### [Entries supplied]
——————

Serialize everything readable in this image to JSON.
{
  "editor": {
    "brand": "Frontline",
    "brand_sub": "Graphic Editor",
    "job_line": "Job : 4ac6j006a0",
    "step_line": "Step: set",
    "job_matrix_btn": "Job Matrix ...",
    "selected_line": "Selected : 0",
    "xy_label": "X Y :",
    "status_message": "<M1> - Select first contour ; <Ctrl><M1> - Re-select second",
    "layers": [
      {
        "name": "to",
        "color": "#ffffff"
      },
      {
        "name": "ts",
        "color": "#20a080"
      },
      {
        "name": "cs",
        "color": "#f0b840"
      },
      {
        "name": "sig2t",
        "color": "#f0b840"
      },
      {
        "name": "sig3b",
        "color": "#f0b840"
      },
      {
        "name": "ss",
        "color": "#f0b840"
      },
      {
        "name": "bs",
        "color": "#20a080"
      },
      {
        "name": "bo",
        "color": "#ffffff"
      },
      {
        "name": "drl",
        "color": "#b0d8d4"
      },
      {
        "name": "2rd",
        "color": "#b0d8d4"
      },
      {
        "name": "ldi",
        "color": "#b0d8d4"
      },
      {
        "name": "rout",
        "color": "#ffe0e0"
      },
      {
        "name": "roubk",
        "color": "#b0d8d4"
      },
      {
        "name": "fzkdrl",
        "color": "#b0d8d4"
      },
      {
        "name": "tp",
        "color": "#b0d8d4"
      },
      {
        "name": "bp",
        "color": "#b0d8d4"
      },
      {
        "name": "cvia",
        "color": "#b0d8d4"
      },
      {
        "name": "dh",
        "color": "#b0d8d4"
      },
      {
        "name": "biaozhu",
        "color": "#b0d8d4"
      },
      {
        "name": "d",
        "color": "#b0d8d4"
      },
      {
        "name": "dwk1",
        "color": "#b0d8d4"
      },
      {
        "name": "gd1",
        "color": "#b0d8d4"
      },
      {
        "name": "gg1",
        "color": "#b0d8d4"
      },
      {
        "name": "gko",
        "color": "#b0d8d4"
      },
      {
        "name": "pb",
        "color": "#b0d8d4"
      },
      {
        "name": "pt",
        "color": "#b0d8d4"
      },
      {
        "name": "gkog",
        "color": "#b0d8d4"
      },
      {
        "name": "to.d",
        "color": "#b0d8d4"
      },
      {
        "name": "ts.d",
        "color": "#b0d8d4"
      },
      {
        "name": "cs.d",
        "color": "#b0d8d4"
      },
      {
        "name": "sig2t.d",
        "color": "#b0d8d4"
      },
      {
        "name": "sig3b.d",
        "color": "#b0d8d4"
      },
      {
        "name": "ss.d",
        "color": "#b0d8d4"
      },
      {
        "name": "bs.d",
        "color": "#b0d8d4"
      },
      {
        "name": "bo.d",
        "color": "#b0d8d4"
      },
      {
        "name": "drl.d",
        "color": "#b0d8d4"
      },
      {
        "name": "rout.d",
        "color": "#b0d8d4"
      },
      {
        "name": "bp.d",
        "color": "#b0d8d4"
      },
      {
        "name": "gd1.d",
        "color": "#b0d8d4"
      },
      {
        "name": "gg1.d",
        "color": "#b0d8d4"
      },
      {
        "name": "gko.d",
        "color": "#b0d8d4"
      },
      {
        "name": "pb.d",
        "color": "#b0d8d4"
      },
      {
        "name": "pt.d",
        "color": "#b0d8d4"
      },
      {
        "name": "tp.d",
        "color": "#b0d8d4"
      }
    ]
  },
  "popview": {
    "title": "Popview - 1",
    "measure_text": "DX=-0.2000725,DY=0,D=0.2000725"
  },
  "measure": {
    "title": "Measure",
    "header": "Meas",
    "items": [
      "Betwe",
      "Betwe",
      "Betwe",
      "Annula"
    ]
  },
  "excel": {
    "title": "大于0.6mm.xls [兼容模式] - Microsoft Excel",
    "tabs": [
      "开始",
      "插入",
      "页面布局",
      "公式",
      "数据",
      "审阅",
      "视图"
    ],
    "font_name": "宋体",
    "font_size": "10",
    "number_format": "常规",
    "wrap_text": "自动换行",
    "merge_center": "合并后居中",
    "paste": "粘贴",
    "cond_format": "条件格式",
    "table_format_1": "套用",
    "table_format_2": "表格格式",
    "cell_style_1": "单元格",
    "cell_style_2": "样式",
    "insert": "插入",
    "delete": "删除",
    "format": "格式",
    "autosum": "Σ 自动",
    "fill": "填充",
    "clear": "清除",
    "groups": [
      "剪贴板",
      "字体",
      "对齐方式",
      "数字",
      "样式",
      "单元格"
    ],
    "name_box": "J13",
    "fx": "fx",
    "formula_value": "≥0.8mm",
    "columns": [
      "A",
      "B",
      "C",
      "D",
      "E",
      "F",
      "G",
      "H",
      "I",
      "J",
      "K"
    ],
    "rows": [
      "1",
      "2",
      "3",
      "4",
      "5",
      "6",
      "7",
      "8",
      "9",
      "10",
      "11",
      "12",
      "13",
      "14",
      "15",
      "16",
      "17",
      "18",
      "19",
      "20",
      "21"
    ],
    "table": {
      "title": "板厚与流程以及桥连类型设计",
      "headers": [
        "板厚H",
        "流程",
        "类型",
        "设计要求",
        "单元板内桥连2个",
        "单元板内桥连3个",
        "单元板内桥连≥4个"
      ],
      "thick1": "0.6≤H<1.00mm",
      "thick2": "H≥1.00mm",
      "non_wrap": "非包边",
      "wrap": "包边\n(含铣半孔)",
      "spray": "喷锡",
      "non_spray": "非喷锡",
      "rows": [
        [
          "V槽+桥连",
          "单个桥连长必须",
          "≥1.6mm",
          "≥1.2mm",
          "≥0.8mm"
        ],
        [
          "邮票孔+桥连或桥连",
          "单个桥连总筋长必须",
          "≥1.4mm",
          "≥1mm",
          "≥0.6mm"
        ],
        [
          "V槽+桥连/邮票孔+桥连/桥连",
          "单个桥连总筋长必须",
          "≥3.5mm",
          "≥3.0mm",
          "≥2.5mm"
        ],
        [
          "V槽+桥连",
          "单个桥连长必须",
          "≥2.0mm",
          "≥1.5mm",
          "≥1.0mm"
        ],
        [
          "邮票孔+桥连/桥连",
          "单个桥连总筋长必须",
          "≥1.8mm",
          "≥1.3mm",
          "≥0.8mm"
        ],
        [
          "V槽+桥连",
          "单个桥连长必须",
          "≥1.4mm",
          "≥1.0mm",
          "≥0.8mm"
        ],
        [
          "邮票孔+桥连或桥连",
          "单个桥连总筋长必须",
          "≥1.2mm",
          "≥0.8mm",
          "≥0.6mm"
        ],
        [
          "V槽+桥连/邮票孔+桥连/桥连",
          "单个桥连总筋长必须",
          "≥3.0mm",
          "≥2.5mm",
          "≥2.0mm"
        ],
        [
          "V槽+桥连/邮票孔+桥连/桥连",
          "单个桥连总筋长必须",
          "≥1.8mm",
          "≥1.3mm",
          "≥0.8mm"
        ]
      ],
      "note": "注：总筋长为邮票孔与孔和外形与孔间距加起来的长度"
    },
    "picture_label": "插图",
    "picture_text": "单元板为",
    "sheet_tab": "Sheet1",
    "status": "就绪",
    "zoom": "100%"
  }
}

——————

### [Requirements]
Output the listing above word for word.

### [Written solution]
Serialize everything readable in this image to JSON.
{
  "editor": {
    "brand": "Frontline",
    "brand_sub": "Graphic Editor",
    "job_line": "Job : 4ac6j006a0",
    "step_line": "Step: set",
    "job_matrix_btn": "Job Matrix ...",
    "selected_line": "Selected : 0",
    "xy_label": "X Y :",
    "status_message": "<M1> - Select first contour ; <Ctrl><M1> - Re-select second",
    "layers": [
      {
        "name": "to",
        "color": "#ffffff"
      },
      {
        "name": "ts",
        "color": "#20a080"
      },
      {
        "name": "cs",
        "color": "#f0b840"
      },
      {
        "name": "sig2t",
        "color": "#f0b840"
      },
      {
        "name": "sig3b",
        "color": "#f0b840"
      },
      {
        "name": "ss",
        "color": "#f0b840"
      },
      {
        "name": "bs",
        "color": "#20a080"
      },
      {
        "name": "bo",
        "color": "#ffffff"
      },
      {
        "name": "drl",
        "color": "#b0d8d4"
      },
      {
        "name": "2rd",
        "color": "#b0d8d4"
      },
      {
        "name": "ldi",
        "color": "#b0d8d4"
      },
      {
        "name": "rout",
        "color": "#ffe0e0"
      },
      {
        "name": "roubk",
        "color": "#b0d8d4"
      },
      {
        "name": "fzkdrl",
        "color": "#b0d8d4"
      },
      {
        "name": "tp",
        "color": "#b0d8d4"
      },
      {
        "name": "bp",
        "color": "#b0d8d4"
      },
      {
        "name": "cvia",
        "color": "#b0d8d4"
      },
      {
        "name": "dh",
        "color": "#b0d8d4"
      },
      {
        "name": "biaozhu",
        "color": "#b0d8d4"
      },
      {
        "name": "d",
        "color": "#b0d8d4"
      },
      {
        "name": "dwk1",
        "color": "#b0d8d4"
      },
      {
        "name": "gd1",
        "color": "#b0d8d4"
      },
      {
        "name": "gg1",
        "color": "#b0d8d4"
      },
      {
        "name": "gko",
        "color": "#b0d8d4"
      },
      {
        "name": "pb",
        "color": "#b0d8d4"
      },
      {
        "name": "pt",
        "color": "#b0d8d4"
      },
      {
        "name": "gkog",
        "color": "#b0d8d4"
      },
      {
        "name": "to.d",
        "color": "#b0d8d4"
      },
      {
        "name": "ts.d",
        "color": "#b0d8d4"
      },
      {
        "name": "cs.d",
        "color": "#b0d8d4"
      },
      {
        "name": "sig2t.d",
        "color": "#b0d8d4"
      },
      {
        "name": "sig3b.d",
        "color": "#b0d8d4"
      },
      {
        "name": "ss.d",
        "color": "#b0d8d4"
      },
      {
        "name": "bs.d",
        "color": "#b0d8d4"
      },
      {
        "name": "bo.d",
        "color": "#b0d8d4"
      },
      {
        "name": "drl.d",
        "color": "#b0d8d4"
      },
      {
        "name": "rout.d",
        "color": "#b0d8d4"
      },
      {
        "name": "bp.d",
        "color": "#b0d8d4"
      },
      {
        "name": "gd1.d",
        "color": "#b0d8d4"
      },
      {
        "name": "gg1.d",
        "color": "#b0d8d4"
      },
      {
        "name": "gko.d",
        "color": "#b0d8d4"
      },
      {
        "name": "pb.d",
        "color": "#b0d8d4"
      },
      {
        "name": "pt.d",
        "color": "#b0d8d4"
      },
      {
        "name": "tp.d",
        "color": "#b0d8d4"
      }
    ]
  },
  "popview": {
    "title": "Popview - 1",
    "measure_text": "DX=-0.2000725,DY=0,D=0.2000725"
  },
  "measure": {
    "title": "Measure",
    "header": "Meas",
    "items": [
      "Betwe",
      "Betwe",
      "Betwe",
      "Annula"
    ]
  },
  "excel": {
    "title": "大于0.6mm.xls [兼容模式] - Microsoft Excel",
    "tabs": [
      "开始",
      "插入",
      "页面布局",
      "公式",
      "数据",
      "审阅",
      "视图"
    ],
    "font_name": "宋体",
    "font_size": "10",
    "number_format": "常规",
    "wrap_text": "自动换行",
    "merge_center": "合并后居中",
    "paste": "粘贴",
    "cond_format": "条件格式",
    "table_format_1": "套用",
    "table_format_2": "表格格式",
    "cell_style_1": "单元格",
    "cell_style_2": "样式",
    "insert": "插入",
    "delete": "删除",
    "format": "格式",
    "autosum": "Σ 自动",
    "fill": "填充",
    "clear": "清除",
    "groups": [
      "剪贴板",
      "字体",
      "对齐方式",
      "数字",
      "样式",
      "单元格"
    ],
    "name_box": "J13",
    "fx": "fx",
    "formula_value": "≥0.8mm",
    "columns": [
      "A",
      "B",
      "C",
      "D",
      "E",
      "F",
      "G",
      "H",
      "I",
      "J",
      "K"
    ],
    "rows": [
      "1",
      "2",
      "3",
      "4",
      "5",
      "6",
      "7",
      "8",
      "9",
      "10",
      "11",
      "12",
      "13",
      "14",
      "15",
      "16",
      "17",
      "18",
      "19",
      "20",
      "21"
    ],
    "table": {
      "title": "板厚与流程以及桥连类型设计",
      "headers": [
        "板厚H",
        "流程",
        "类型",
        "设计要求",
        "单元板内桥连2个",
        "单元板内桥连3个",
        "单元板内桥连≥4个"
      ],
      "thick1": "0.6≤H<1.00mm",
      "thick2": "H≥1.00mm",
      "non_wrap": "非包边",
      "wrap": "包边\n(含铣半孔)",
      "spray": "喷锡",
      "non_spray": "非喷锡",
      "rows": [
        [
          "V槽+桥连",
          "单个桥连长必须",
          "≥1.6mm",
          "≥1.2mm",
          "≥0.8mm"
        ],
        [
          "邮票孔+桥连或桥连",
          "单个桥连总筋长必须",
          "≥1.4mm",
          "≥1mm",
          "≥0.6mm"
        ],
        [
          "V槽+桥连/邮票孔+桥连/桥连",
          "单个桥连总筋长必须",
          "≥3.5mm",
          "≥3.0mm",
          "≥2.5mm"
        ],
        [
          "V槽+桥连",
          "单个桥连长必须",
          "≥2.0mm",
          "≥1.5mm",
          "≥1.0mm"
        ],
        [
          "邮票孔+桥连/桥连",
          "单个桥连总筋长必须",
          "≥1.8mm",
          "≥1.3mm",
          "≥0.8mm"
        ],
        [
          "V槽+桥连",
          "单个桥连长必须",
          "≥1.4mm",
          "≥1.0mm",
          "≥0.8mm"
        ],
        [
          "邮票孔+桥连或桥连",
          "单个桥连总筋长必须",
          "≥1.2mm",
          "≥0.8mm",
          "≥0.6mm"
        ],
        [
          "V槽+桥连/邮票孔+桥连/桥连",
          "单个桥连总筋长必须",
          "≥3.0mm",
          "≥2.5mm",
          "≥2.0mm"
        ],
        [
          "V槽+桥连/邮票孔+桥连/桥连",
          "单个桥连总筋长必须",
          "≥1.8mm",
          "≥1.3mm",
          "≥0.8mm"
        ]
      ],
      "note": "注：总筋长为邮票孔与孔和外形与孔间距加起来的长度"
    },
    "picture_label": "插图",
    "picture_text": "单元板为",
    "sheet_tab": "Sheet1",
    "status": "就绪",
    "zoom": "100%"
  }
}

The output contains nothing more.